======== GIVEN DATA
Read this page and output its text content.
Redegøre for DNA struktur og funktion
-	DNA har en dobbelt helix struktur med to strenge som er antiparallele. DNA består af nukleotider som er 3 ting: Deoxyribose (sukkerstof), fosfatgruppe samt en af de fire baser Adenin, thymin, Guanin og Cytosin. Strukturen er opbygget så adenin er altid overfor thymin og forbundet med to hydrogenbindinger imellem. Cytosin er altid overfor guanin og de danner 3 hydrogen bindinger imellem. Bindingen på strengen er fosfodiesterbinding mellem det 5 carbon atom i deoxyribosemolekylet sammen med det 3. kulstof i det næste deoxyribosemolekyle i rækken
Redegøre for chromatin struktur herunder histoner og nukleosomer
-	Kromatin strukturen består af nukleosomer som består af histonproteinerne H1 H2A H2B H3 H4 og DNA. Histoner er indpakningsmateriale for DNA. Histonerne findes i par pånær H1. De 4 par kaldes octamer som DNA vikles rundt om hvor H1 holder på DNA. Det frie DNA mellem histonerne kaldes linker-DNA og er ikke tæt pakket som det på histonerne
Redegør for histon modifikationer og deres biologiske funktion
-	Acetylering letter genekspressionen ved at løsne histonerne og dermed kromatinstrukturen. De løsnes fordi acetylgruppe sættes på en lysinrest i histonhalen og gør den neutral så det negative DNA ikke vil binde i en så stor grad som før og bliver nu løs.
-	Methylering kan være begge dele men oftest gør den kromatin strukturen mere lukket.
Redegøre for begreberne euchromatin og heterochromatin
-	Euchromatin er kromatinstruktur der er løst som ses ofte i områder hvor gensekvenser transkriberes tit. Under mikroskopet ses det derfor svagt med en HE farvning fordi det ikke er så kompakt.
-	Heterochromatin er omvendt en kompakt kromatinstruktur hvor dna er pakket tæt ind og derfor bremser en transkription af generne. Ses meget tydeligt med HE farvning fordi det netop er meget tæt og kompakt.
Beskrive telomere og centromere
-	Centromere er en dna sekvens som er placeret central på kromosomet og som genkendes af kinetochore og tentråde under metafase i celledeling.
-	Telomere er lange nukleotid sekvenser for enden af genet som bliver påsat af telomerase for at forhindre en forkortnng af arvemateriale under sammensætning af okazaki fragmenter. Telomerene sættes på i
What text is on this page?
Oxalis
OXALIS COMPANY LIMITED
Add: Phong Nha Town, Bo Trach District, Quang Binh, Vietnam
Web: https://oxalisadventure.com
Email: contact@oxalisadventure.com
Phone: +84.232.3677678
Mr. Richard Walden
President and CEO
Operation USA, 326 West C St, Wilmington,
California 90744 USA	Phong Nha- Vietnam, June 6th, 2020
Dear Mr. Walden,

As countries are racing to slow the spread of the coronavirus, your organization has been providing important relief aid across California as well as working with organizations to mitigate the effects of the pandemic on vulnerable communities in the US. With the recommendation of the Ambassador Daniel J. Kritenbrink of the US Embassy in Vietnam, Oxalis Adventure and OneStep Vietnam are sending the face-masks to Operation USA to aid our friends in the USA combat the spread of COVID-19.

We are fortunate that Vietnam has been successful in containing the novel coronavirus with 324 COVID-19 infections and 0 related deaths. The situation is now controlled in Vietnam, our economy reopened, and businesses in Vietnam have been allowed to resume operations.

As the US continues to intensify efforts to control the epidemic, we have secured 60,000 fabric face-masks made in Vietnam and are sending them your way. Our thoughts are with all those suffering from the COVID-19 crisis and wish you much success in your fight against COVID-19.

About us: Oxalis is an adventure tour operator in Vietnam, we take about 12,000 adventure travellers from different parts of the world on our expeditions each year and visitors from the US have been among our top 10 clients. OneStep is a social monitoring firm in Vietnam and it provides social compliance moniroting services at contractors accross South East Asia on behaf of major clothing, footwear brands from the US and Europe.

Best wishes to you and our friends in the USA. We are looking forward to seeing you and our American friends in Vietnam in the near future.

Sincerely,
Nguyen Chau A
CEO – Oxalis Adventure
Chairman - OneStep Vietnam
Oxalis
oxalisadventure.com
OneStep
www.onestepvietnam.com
================
======== GIVEN DATA
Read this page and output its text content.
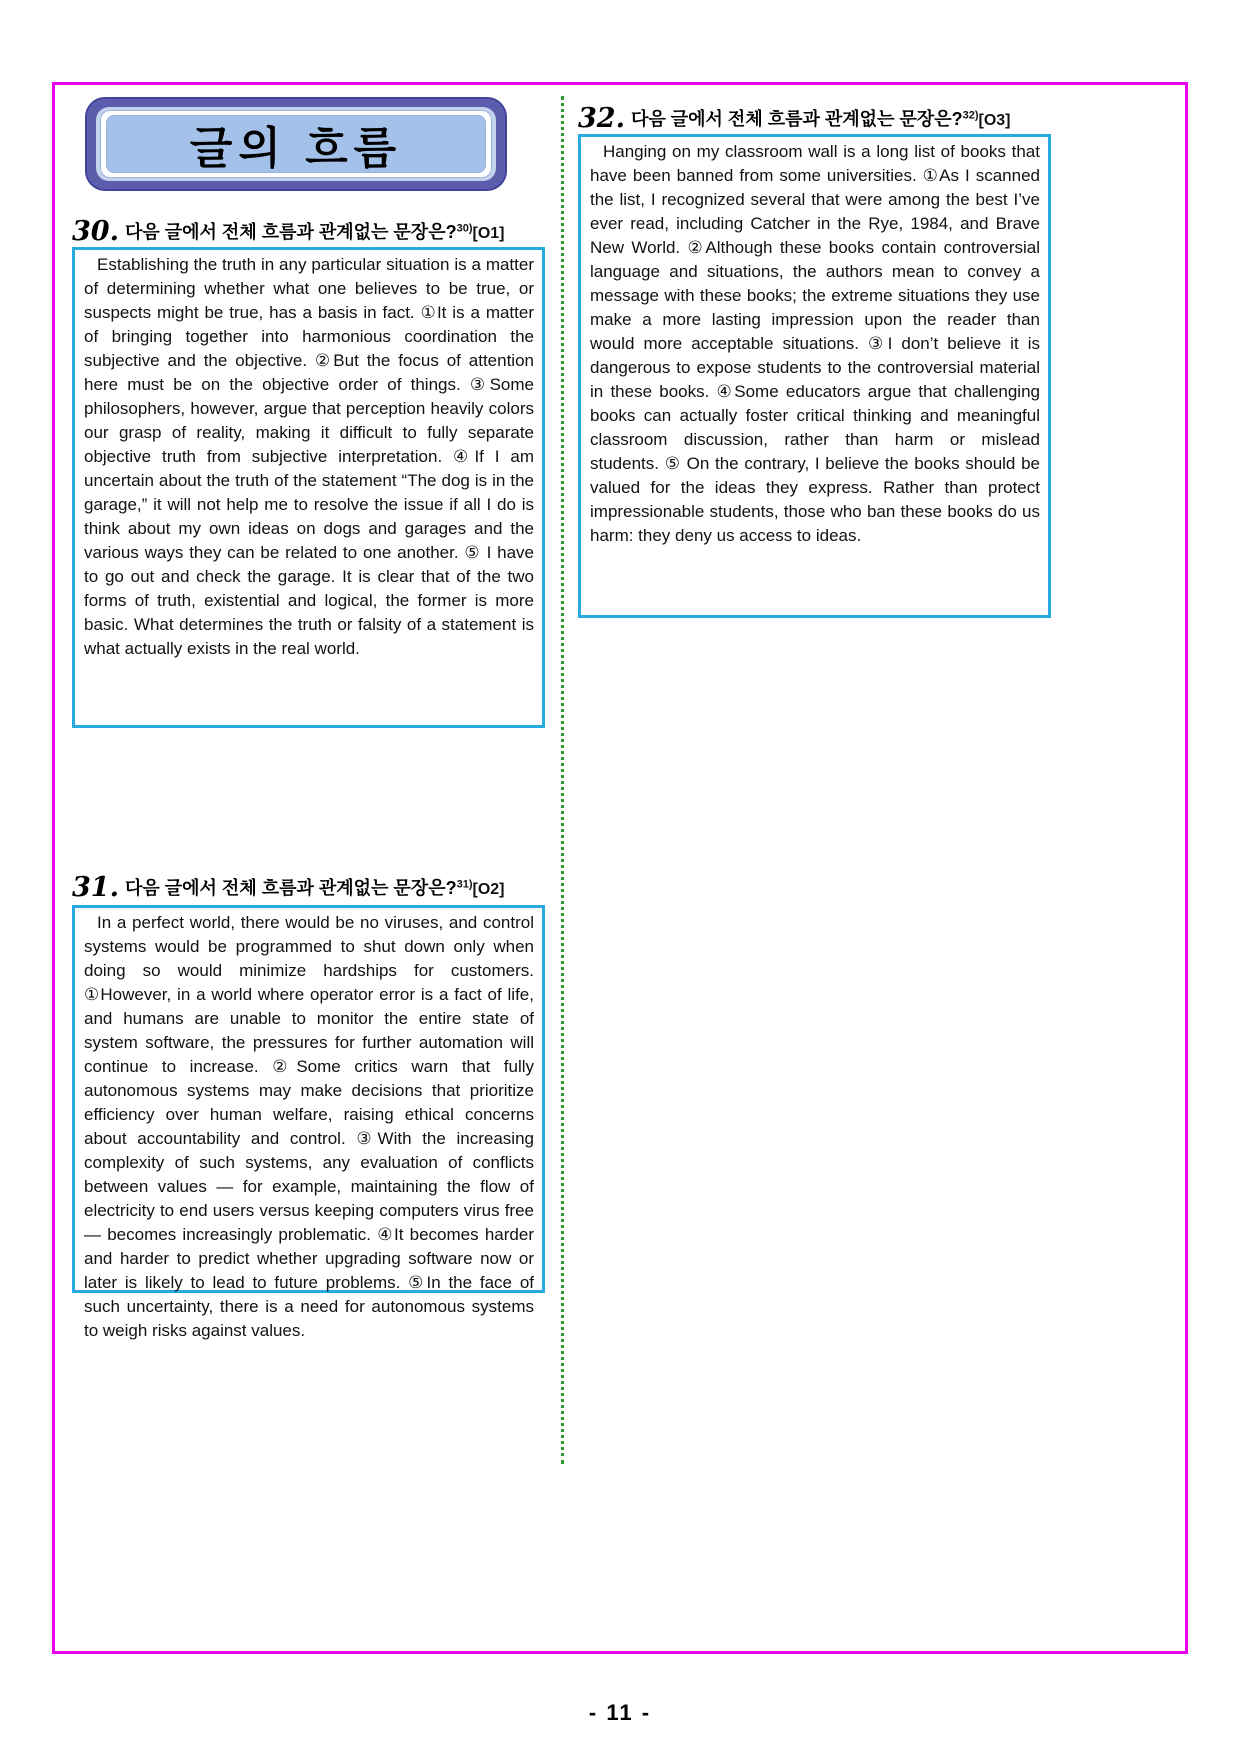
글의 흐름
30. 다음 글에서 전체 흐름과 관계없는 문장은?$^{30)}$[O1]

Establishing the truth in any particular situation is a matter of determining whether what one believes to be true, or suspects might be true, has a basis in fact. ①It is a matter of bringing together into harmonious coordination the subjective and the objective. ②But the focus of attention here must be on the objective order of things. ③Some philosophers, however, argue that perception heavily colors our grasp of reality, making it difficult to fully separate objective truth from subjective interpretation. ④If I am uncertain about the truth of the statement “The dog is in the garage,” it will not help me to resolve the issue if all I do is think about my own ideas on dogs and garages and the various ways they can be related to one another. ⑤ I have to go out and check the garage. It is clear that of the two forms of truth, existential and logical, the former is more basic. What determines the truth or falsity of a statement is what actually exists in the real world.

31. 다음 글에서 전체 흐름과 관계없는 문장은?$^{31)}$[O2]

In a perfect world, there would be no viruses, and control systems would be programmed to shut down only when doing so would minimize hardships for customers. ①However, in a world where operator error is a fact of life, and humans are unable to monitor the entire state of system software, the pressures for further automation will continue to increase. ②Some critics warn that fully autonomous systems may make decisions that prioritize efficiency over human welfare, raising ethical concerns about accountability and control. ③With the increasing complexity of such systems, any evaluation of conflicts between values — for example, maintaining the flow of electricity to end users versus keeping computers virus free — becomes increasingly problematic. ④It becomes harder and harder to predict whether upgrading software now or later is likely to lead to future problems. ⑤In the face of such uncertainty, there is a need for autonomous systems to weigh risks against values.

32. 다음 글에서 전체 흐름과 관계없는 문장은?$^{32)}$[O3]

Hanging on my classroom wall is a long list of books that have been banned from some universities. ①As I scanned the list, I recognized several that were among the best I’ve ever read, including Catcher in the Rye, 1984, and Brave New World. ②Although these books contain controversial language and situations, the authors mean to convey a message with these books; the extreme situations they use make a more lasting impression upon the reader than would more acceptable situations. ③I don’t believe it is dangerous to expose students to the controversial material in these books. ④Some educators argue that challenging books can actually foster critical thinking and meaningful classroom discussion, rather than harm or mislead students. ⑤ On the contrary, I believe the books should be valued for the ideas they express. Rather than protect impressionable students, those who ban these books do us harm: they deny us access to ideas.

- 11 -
================
• WHAT THE TASK REQUIRES: Within the entries above, work out how many lines contain the word "sending". The number alone is the answer.

• RESULT FOR THIS EXERCISE: 2